- **Set exercise**
Output all of the entries below precisely as written.

··· Working data

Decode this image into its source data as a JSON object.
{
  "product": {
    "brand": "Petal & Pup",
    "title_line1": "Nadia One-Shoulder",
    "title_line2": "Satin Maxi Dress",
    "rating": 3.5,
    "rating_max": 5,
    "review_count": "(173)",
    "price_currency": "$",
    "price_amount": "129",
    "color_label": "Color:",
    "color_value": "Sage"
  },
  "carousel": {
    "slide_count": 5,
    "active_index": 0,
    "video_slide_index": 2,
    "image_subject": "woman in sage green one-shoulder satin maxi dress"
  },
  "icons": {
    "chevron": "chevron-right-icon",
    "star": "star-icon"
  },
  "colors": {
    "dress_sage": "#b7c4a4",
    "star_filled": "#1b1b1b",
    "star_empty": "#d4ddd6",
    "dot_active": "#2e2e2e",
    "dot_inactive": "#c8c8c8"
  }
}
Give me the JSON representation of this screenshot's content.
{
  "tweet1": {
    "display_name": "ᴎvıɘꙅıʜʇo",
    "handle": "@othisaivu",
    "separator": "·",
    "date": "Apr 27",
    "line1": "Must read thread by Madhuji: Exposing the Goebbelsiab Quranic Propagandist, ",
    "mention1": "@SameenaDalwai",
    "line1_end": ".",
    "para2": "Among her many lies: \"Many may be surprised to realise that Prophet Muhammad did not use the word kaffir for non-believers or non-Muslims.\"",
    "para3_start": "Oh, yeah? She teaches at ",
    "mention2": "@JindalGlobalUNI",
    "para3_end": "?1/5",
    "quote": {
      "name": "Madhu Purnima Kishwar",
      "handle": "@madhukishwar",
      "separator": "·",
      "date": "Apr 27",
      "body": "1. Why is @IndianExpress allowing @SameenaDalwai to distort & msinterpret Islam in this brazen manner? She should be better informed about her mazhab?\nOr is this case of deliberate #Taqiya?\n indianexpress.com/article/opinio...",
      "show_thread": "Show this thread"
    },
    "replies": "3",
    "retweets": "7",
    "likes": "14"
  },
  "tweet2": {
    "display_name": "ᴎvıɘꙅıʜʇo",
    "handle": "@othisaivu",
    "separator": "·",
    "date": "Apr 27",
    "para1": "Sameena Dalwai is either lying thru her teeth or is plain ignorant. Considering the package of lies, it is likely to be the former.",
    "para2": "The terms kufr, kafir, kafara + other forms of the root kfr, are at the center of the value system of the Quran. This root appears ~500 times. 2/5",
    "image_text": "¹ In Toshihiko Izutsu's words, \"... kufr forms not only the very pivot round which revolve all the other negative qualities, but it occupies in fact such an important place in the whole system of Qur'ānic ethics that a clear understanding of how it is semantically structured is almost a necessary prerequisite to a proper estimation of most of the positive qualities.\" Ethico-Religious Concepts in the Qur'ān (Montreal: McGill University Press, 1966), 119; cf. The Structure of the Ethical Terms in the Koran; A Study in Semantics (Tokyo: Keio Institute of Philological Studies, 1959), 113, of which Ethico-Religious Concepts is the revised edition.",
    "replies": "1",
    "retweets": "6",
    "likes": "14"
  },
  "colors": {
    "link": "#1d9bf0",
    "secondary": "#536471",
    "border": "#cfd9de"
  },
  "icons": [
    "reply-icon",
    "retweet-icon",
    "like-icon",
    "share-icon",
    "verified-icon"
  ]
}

······

- **Expected answer**
Decode this image into its source data as a JSON object.
{
  "product": {
    "brand": "Petal & Pup",
    "title_line1": "Nadia One-Shoulder",
    "title_line2": "Satin Maxi Dress",
    "rating": 3.5,
    "rating_max": 5,
    "review_count": "(173)",
    "price_currency": "$",
    "price_amount": "129",
    "color_label": "Color:",
    "color_value": "Sage"
  },
  "carousel": {
    "slide_count": 5,
    "active_index": 0,
    "video_slide_index": 2,
    "image_subject": "woman in sage green one-shoulder satin maxi dress"
  },
  "icons": {
    "chevron": "chevron-right-icon",
    "star": "star-icon"
  },
  "colors": {
    "dress_sage": "#b7c4a4",
    "star_filled": "#1b1b1b",
    "star_empty": "#d4ddd6",
    "dot_active": "#2e2e2e",
    "dot_inactive": "#c8c8c8"
  }
}
Give me the JSON representation of this screenshot's content.
{
  "tweet1": {
    "display_name": "ᴎvıɘꙅıʜʇo",
    "handle": "@othisaivu",
    "separator": "·",
    "date": "Apr 27",
    "line1": "Must read thread by Madhuji: Exposing the Goebbelsiab Quranic Propagandist, ",
    "mention1": "@SameenaDalwai",
    "line1_end": ".",
    "para2": "Among her many lies: \"Many may be surprised to realise that Prophet Muhammad did not use the word kaffir for non-believers or non-Muslims.\"",
    "para3_start": "Oh, yeah? She teaches at ",
    "mention2": "@JindalGlobalUNI",
    "para3_end": "?1/5",
    "quote": {
      "name": "Madhu Purnima Kishwar",
      "handle": "@madhukishwar",
      "separator": "·",
      "date": "Apr 27",
      "body": "1. Why is @IndianExpress allowing @SameenaDalwai to distort & msinterpret Islam in this brazen manner? She should be better informed about her mazhab?\nOr is this case of deliberate #Taqiya?\n indianexpress.com/article/opinio...",
      "show_thread": "Show this thread"
    },
    "replies": "3",
    "retweets": "7",
    "likes": "14"
  },
  "tweet2": {
    "display_name": "ᴎvıɘꙅıʜʇo",
    "handle": "@othisaivu",
    "separator": "·",
    "date": "Apr 27",
    "para1": "Sameena Dalwai is either lying thru her teeth or is plain ignorant. Considering the package of lies, it is likely to be the former.",
    "para2": "The terms kufr, kafir, kafara + other forms of the root kfr, are at the center of the value system of the Quran. This root appears ~500 times. 2/5",
    "image_text": "¹ In Toshihiko Izutsu's words, \"... kufr forms not only the very pivot round which revolve all the other negative qualities, but it occupies in fact such an important place in the whole system of Qur'ānic ethics that a clear understanding of how it is semantically structured is almost a necessary prerequisite to a proper estimation of most of the positive qualities.\" Ethico-Religious Concepts in the Qur'ān (Montreal: McGill University Press, 1966), 119; cf. The Structure of the Ethical Terms in the Koran; A Study in Semantics (Tokyo: Keio Institute of Philological Studies, 1959), 113, of which Ethico-Religious Concepts is the revised edition.",
    "replies": "1",
    "retweets": "6",
    "likes": "14"
  },
  "colors": {
    "link": "#1d9bf0",
    "secondary": "#536471",
    "border": "#cfd9de"
  },
  "icons": [
    "reply-icon",
    "retweet-icon",
    "like-icon",
    "share-icon",
    "verified-icon"
  ]
}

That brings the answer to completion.